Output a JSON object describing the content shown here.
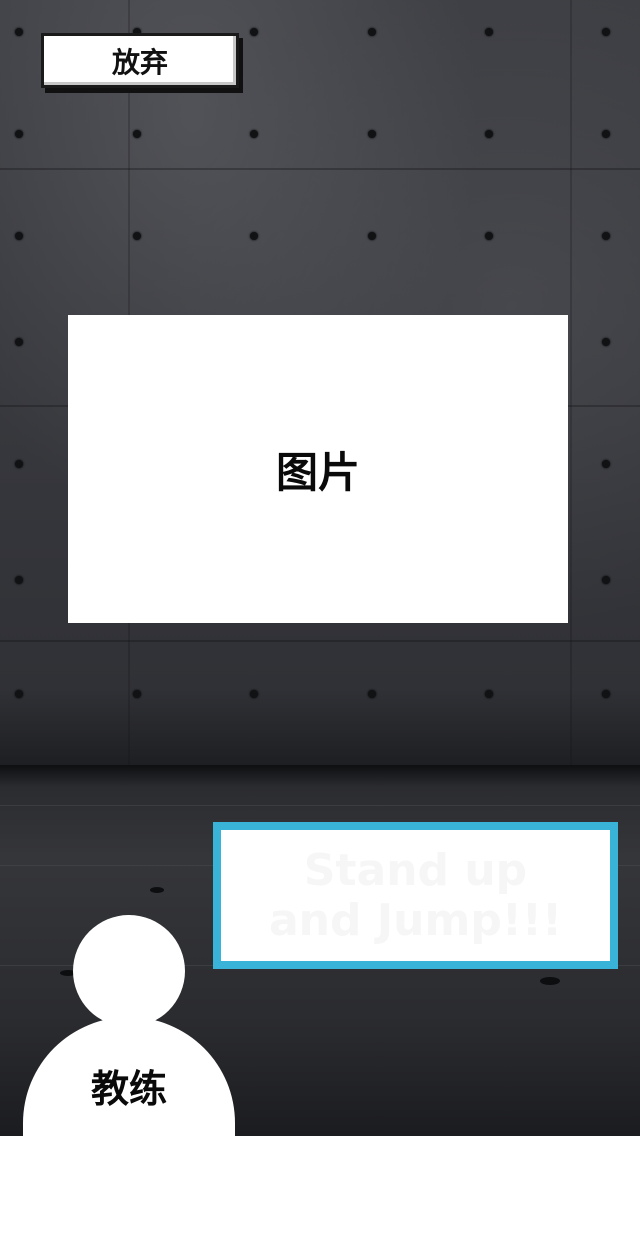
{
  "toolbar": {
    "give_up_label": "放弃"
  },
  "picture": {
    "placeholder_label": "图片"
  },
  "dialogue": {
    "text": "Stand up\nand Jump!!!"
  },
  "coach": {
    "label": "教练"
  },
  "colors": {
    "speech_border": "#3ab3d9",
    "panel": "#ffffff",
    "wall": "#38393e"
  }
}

******************************

_YOUR OBJECTIVE_. The records above need to be restated word for word, with the pictures left out.

_EXERCISE RESULT_.
Output a JSON object describing the content shown here.
{
  "toolbar": {
    "give_up_label": "放弃"
  },
  "picture": {
    "placeholder_label": "图片"
  },
  "dialogue": {
    "text": "Stand up\nand Jump!!!"
  },
  "coach": {
    "label": "教练"
  },
  "colors": {
    "speech_border": "#3ab3d9",
    "panel": "#ffffff",
    "wall": "#38393e"
  }
}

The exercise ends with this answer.